━━━━━ RECORD LIST ━━━━━

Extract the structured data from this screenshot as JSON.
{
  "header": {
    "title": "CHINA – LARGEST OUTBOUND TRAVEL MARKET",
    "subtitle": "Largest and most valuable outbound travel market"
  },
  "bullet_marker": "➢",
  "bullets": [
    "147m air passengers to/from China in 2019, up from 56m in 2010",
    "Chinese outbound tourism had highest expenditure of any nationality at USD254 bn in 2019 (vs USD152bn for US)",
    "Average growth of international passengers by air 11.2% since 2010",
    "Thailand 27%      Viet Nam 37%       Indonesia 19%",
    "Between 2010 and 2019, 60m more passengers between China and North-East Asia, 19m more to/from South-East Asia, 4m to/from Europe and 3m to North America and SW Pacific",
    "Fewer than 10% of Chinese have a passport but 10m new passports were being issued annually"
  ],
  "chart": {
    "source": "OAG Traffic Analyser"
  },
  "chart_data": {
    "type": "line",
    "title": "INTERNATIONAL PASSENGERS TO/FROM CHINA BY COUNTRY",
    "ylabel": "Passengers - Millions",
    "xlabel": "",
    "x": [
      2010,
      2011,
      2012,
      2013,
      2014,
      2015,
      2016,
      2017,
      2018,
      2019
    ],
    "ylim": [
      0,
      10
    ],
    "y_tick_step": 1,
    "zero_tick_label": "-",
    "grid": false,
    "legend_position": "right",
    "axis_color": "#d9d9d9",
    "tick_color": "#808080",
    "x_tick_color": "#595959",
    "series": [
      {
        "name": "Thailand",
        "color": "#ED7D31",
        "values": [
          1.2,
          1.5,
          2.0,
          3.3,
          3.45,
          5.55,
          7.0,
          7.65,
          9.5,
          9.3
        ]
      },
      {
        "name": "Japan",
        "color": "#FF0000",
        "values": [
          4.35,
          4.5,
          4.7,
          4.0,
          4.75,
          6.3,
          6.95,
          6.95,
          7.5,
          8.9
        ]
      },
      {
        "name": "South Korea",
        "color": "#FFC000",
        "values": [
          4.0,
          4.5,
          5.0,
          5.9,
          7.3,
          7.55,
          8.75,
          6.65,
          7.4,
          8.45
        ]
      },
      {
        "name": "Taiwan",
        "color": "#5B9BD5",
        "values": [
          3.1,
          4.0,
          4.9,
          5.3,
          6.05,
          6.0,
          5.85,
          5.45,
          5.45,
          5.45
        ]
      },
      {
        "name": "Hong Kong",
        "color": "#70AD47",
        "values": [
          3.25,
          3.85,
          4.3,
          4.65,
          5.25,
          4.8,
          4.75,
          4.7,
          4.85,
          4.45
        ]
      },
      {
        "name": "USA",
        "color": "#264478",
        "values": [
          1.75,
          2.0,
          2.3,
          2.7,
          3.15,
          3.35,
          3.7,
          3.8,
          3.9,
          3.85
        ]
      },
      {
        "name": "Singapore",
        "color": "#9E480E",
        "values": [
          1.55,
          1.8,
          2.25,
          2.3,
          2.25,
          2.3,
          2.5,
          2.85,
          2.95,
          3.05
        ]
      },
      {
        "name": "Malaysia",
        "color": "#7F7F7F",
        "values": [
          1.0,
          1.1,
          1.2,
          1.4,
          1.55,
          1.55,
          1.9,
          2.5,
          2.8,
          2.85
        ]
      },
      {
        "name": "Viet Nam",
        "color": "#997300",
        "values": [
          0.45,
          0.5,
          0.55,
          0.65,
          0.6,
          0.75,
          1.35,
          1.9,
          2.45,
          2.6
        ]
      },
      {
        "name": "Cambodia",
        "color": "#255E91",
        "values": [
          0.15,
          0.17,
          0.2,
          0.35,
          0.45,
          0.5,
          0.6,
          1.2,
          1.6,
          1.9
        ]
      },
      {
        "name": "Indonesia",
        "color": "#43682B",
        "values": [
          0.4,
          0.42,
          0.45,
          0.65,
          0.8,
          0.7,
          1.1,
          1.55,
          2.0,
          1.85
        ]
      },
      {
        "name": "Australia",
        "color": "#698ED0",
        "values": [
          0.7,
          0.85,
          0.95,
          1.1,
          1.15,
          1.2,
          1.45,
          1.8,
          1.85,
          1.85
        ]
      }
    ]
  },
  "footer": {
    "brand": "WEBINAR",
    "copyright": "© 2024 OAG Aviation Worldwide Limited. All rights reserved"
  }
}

━━━━━

• _REQUIREMENTS_: Using the listing above, show every line that includes the string "Viet".

• _COMPLETED TASK_:
    "Thailand 27%      Viet Nam 37%       Indonesia 19%",
        "name": "Viet Nam",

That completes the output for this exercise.